[START OF DATA PROVIDED]

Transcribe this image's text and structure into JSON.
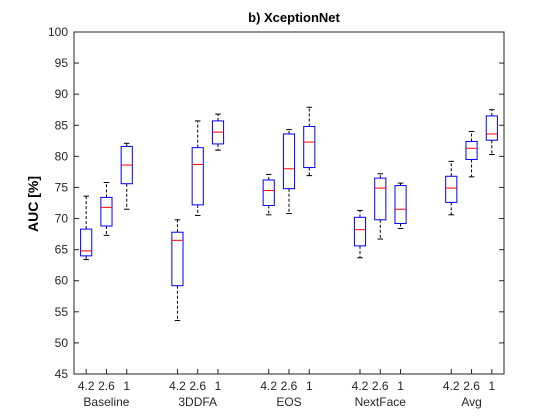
{
  "chart_data": {
    "type": "box",
    "title": "b) XceptionNet",
    "ylabel": "AUC [%]",
    "xlabel": "",
    "ylim": [
      45,
      100
    ],
    "yticks": [
      45,
      50,
      55,
      60,
      65,
      70,
      75,
      80,
      85,
      90,
      95,
      100
    ],
    "grid": false,
    "legend": "none",
    "colors": {
      "box": "#0000ff",
      "median": "#ff0000",
      "whisker": "#000000",
      "axis": "#262626"
    },
    "groups": [
      {
        "name": "Baseline",
        "boxes": [
          {
            "label": "4.2",
            "min": 63.4,
            "q1": 64.0,
            "median": 64.8,
            "q3": 68.3,
            "max": 73.6
          },
          {
            "label": "2.6",
            "min": 67.3,
            "q1": 68.8,
            "median": 71.8,
            "q3": 73.4,
            "max": 75.8
          },
          {
            "label": "1",
            "min": 71.5,
            "q1": 75.6,
            "median": 78.6,
            "q3": 81.6,
            "max": 82.1
          }
        ]
      },
      {
        "name": "3DDFA",
        "boxes": [
          {
            "label": "4.2",
            "min": 53.6,
            "q1": 59.2,
            "median": 66.5,
            "q3": 67.8,
            "max": 69.8
          },
          {
            "label": "2.6",
            "min": 70.5,
            "q1": 72.2,
            "median": 78.7,
            "q3": 81.4,
            "max": 85.7
          },
          {
            "label": "1",
            "min": 81.0,
            "q1": 82.0,
            "median": 83.9,
            "q3": 85.7,
            "max": 86.8
          }
        ]
      },
      {
        "name": "EOS",
        "boxes": [
          {
            "label": "4.2",
            "min": 70.6,
            "q1": 72.1,
            "median": 74.5,
            "q3": 76.2,
            "max": 77.1
          },
          {
            "label": "2.6",
            "min": 70.8,
            "q1": 74.8,
            "median": 78.0,
            "q3": 83.6,
            "max": 84.3
          },
          {
            "label": "1",
            "min": 76.9,
            "q1": 78.2,
            "median": 82.3,
            "q3": 84.8,
            "max": 87.9
          }
        ]
      },
      {
        "name": "NextFace",
        "boxes": [
          {
            "label": "4.2",
            "min": 63.7,
            "q1": 65.6,
            "median": 68.2,
            "q3": 70.2,
            "max": 71.3
          },
          {
            "label": "2.6",
            "min": 66.7,
            "q1": 69.8,
            "median": 74.9,
            "q3": 76.5,
            "max": 77.2
          },
          {
            "label": "1",
            "min": 68.4,
            "q1": 69.2,
            "median": 71.5,
            "q3": 75.3,
            "max": 75.7
          }
        ]
      },
      {
        "name": "Avg",
        "boxes": [
          {
            "label": "4.2",
            "min": 70.6,
            "q1": 72.6,
            "median": 74.9,
            "q3": 76.8,
            "max": 79.2
          },
          {
            "label": "2.6",
            "min": 76.7,
            "q1": 79.5,
            "median": 81.3,
            "q3": 82.4,
            "max": 84.0
          },
          {
            "label": "1",
            "min": 80.3,
            "q1": 82.6,
            "median": 83.6,
            "q3": 86.5,
            "max": 87.5
          }
        ]
      }
    ]
  }
}
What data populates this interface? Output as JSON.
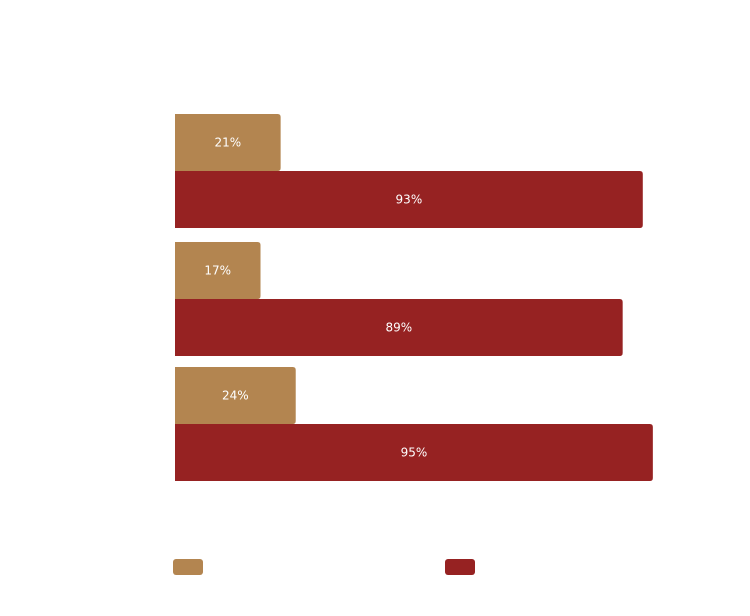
{
  "chart_data": {
    "type": "bar",
    "orientation": "horizontal",
    "categories": [
      "",
      "",
      ""
    ],
    "series": [
      {
        "values": [
          21,
          17,
          24
        ],
        "color": "#b38550"
      },
      {
        "values": [
          93,
          89,
          95
        ],
        "color": "#962222"
      }
    ],
    "value_labels": [
      [
        "21%",
        "17%",
        "24%"
      ],
      [
        "93%",
        "89%",
        "95%"
      ]
    ],
    "xlim": [
      0,
      100
    ],
    "grid": false,
    "legend": "bottom"
  }
}
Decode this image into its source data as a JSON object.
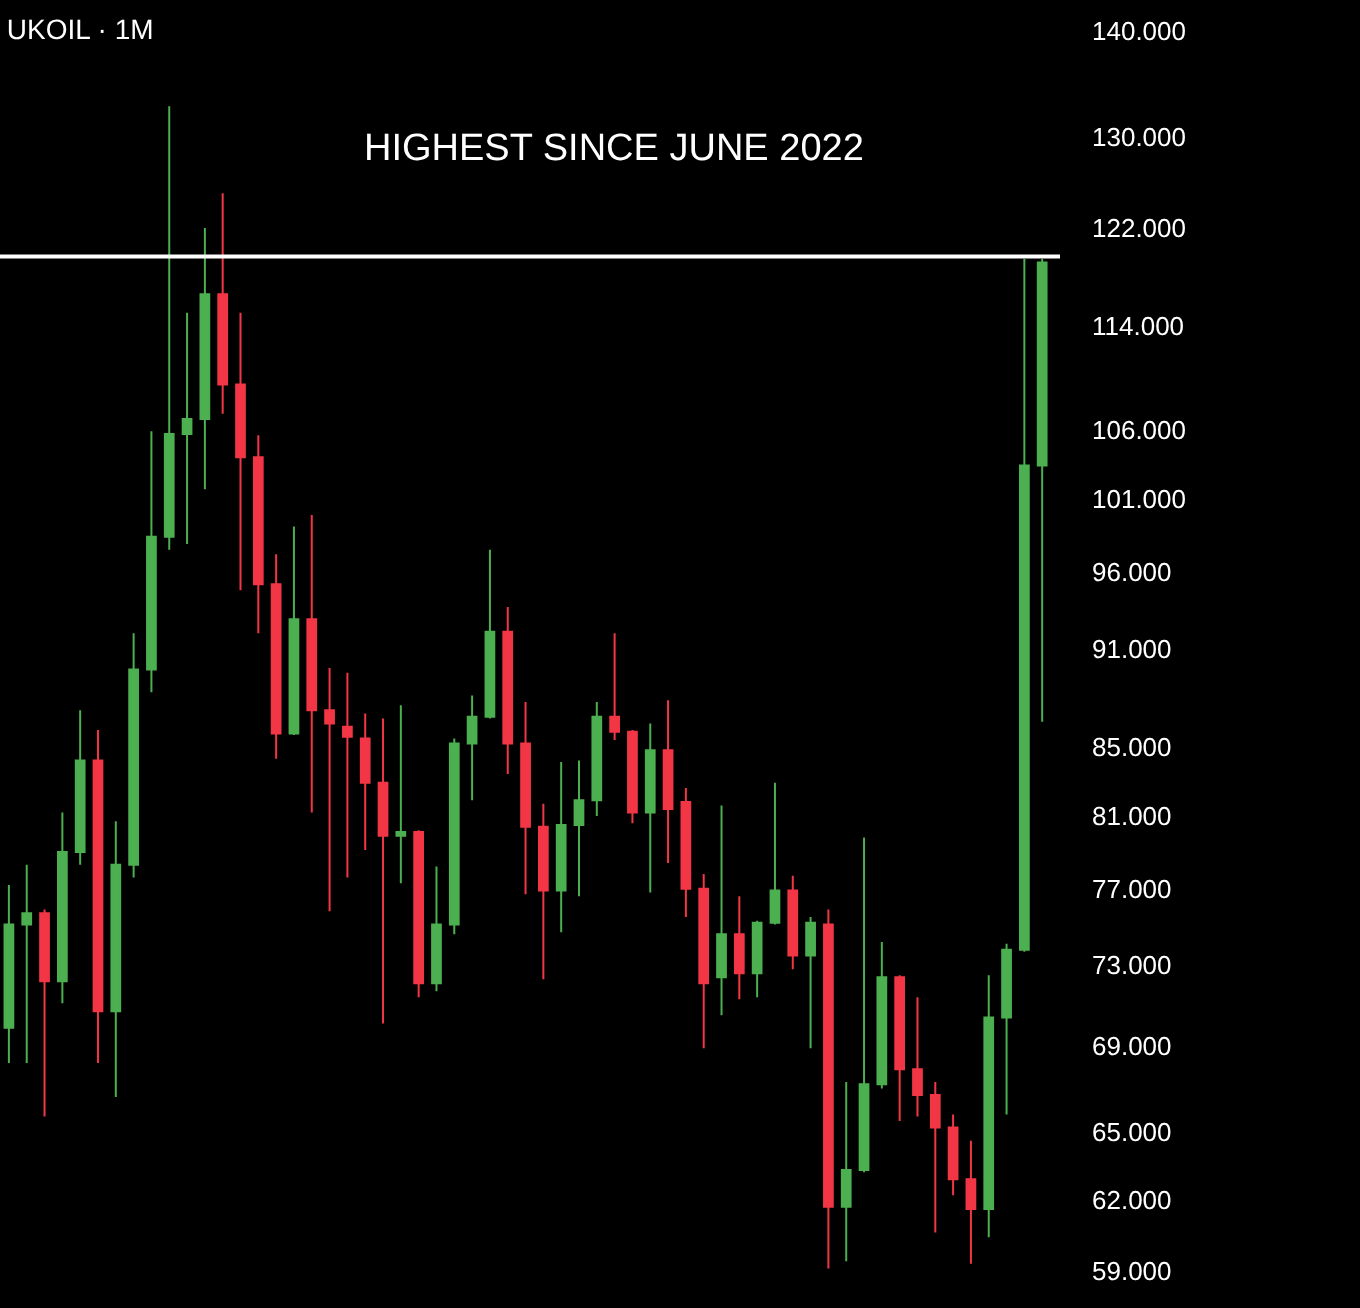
{
  "chart_data": {
    "type": "candlestick",
    "title": "UKOIL · 1M",
    "categories": [
      null,
      null,
      null,
      null,
      null,
      null,
      null,
      null,
      null,
      null,
      null,
      null,
      null,
      null,
      null,
      null,
      null,
      null,
      null,
      null,
      null,
      null,
      null,
      null,
      null,
      null,
      null,
      null,
      null,
      null,
      null,
      null,
      null,
      null,
      null,
      null,
      null,
      null,
      null,
      null,
      null,
      null,
      null,
      null,
      null,
      null,
      null,
      null,
      null,
      null,
      null,
      null,
      null,
      null,
      null,
      null,
      null,
      null,
      null
    ],
    "ohlc": [
      [
        69.9,
        77.2,
        68.2,
        75.1
      ],
      [
        75.1,
        78.3,
        68.2,
        75.7
      ],
      [
        75.7,
        75.9,
        65.7,
        72.2
      ],
      [
        72.2,
        81.2,
        71.1,
        79.0
      ],
      [
        79.0,
        87.2,
        78.3,
        84.2
      ],
      [
        84.2,
        86.0,
        68.2,
        70.7
      ],
      [
        70.7,
        80.7,
        66.6,
        78.3
      ],
      [
        78.3,
        92.0,
        77.6,
        89.7
      ],
      [
        89.7,
        105.9,
        88.3,
        98.4
      ],
      [
        98.4,
        132.8,
        97.5,
        105.7
      ],
      [
        105.7,
        115.0,
        97.9,
        106.8
      ],
      [
        106.8,
        122.0,
        101.7,
        116.5
      ],
      [
        116.5,
        125.0,
        107.2,
        109.4
      ],
      [
        109.4,
        115.0,
        94.8,
        104.0
      ],
      [
        104.0,
        105.6,
        92.0,
        95.2
      ],
      [
        95.2,
        97.2,
        84.3,
        85.8
      ],
      [
        85.8,
        99.1,
        85.7,
        92.9
      ],
      [
        92.9,
        99.9,
        81.2,
        87.2
      ],
      [
        87.2,
        89.8,
        75.8,
        86.4
      ],
      [
        86.2,
        89.5,
        77.6,
        85.6
      ],
      [
        85.5,
        87.0,
        79.1,
        82.9
      ],
      [
        82.9,
        86.7,
        70.1,
        79.9
      ],
      [
        79.9,
        87.5,
        77.3,
        80.1
      ],
      [
        80.1,
        80.2,
        71.4,
        72.1
      ],
      [
        72.1,
        78.2,
        71.7,
        75.1
      ],
      [
        75.1,
        85.5,
        74.6,
        85.2
      ],
      [
        85.2,
        88.1,
        81.9,
        86.8
      ],
      [
        86.8,
        97.5,
        86.7,
        92.1
      ],
      [
        92.1,
        93.7,
        83.4,
        85.2
      ],
      [
        85.2,
        87.7,
        76.7,
        80.4
      ],
      [
        80.4,
        81.7,
        72.3,
        76.9
      ],
      [
        76.9,
        84.1,
        74.7,
        80.5
      ],
      [
        80.5,
        84.2,
        76.6,
        81.9
      ],
      [
        81.9,
        87.7,
        81.0,
        86.8
      ],
      [
        86.8,
        92.0,
        85.4,
        85.9
      ],
      [
        85.9,
        86.0,
        80.6,
        81.2
      ],
      [
        81.2,
        86.4,
        76.8,
        84.8
      ],
      [
        84.8,
        87.8,
        78.4,
        81.4
      ],
      [
        81.8,
        82.6,
        75.5,
        77.0
      ],
      [
        77.0,
        77.8,
        68.9,
        72.1
      ],
      [
        72.4,
        81.6,
        70.5,
        74.6
      ],
      [
        74.6,
        76.6,
        71.3,
        72.6
      ],
      [
        72.6,
        75.3,
        71.4,
        75.2
      ],
      [
        75.2,
        82.9,
        75.1,
        76.9
      ],
      [
        76.9,
        77.7,
        72.8,
        73.5
      ],
      [
        73.5,
        75.5,
        68.9,
        75.2
      ],
      [
        75.1,
        75.9,
        59.1,
        61.7
      ],
      [
        61.7,
        67.3,
        59.4,
        63.3
      ],
      [
        63.3,
        79.8,
        63.2,
        67.2
      ],
      [
        67.2,
        74.2,
        67.0,
        72.4
      ],
      [
        72.4,
        72.5,
        65.5,
        67.9
      ],
      [
        67.9,
        71.4,
        65.7,
        66.7
      ],
      [
        66.7,
        67.3,
        60.6,
        65.2
      ],
      [
        65.2,
        65.8,
        62.2,
        62.9
      ],
      [
        62.9,
        64.6,
        59.3,
        61.6
      ],
      [
        61.6,
        72.5,
        60.4,
        70.4
      ],
      [
        70.4,
        74.1,
        65.8,
        73.8
      ],
      [
        73.8,
        119.4,
        73.7,
        103.4
      ],
      [
        103.4,
        119.4,
        86.5,
        119.1
      ]
    ],
    "colors": [
      "#4caf50",
      "#4caf50",
      "#f23645",
      "#4caf50",
      "#4caf50",
      "#f23645",
      "#4caf50",
      "#4caf50",
      "#4caf50",
      "#4caf50",
      "#4caf50",
      "#4caf50",
      "#f23645",
      "#f23645",
      "#f23645",
      "#f23645",
      "#4caf50",
      "#f23645",
      "#f23645",
      "#f23645",
      "#f23645",
      "#f23645",
      "#4caf50",
      "#f23645",
      "#4caf50",
      "#4caf50",
      "#4caf50",
      "#4caf50",
      "#f23645",
      "#f23645",
      "#f23645",
      "#4caf50",
      "#4caf50",
      "#4caf50",
      "#f23645",
      "#f23645",
      "#4caf50",
      "#f23645",
      "#f23645",
      "#f23645",
      "#4caf50",
      "#f23645",
      "#4caf50",
      "#4caf50",
      "#f23645",
      "#4caf50",
      "#f23645",
      "#4caf50",
      "#4caf50",
      "#4caf50",
      "#f23645",
      "#f23645",
      "#f23645",
      "#f23645",
      "#f23645",
      "#4caf50",
      "#4caf50",
      "#4caf50",
      "#4caf50"
    ],
    "log": true,
    "grid": false,
    "legend": false,
    "ylim": [
      57.5,
      143
    ],
    "yticks": [
      {
        "value": 140,
        "label": "140.000"
      },
      {
        "value": 130,
        "label": "130.000"
      },
      {
        "value": 122,
        "label": "122.000"
      },
      {
        "value": 114,
        "label": "114.000"
      },
      {
        "value": 106,
        "label": "106.000"
      },
      {
        "value": 101,
        "label": "101.000"
      },
      {
        "value": 96,
        "label": "96.000"
      },
      {
        "value": 91,
        "label": "91.000"
      },
      {
        "value": 85,
        "label": "85.000"
      },
      {
        "value": 81,
        "label": "81.000"
      },
      {
        "value": 77,
        "label": "77.000"
      },
      {
        "value": 73,
        "label": "73.000"
      },
      {
        "value": 69,
        "label": "69.000"
      },
      {
        "value": 65,
        "label": "65.000"
      },
      {
        "value": 62,
        "label": "62.000"
      },
      {
        "value": 59,
        "label": "59.000"
      }
    ],
    "tick_labels": "y",
    "ref_lines": [
      {
        "axis": "y",
        "value": 119.6,
        "label": "HIGHEST SINCE JUNE 2022",
        "color": "#ffffff",
        "line_style": "solid"
      }
    ]
  }
}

[END OF DATA PROVIDED]

-- OBJECTIVE --
Each line in the listing above that contains "this" should be copied.

-- OUTPUT OF THE TASK --
Transcribe this image's text and structure into JSON.
What data populates this interface? Output as JSON.
Decode this image into its source data as a JSON object.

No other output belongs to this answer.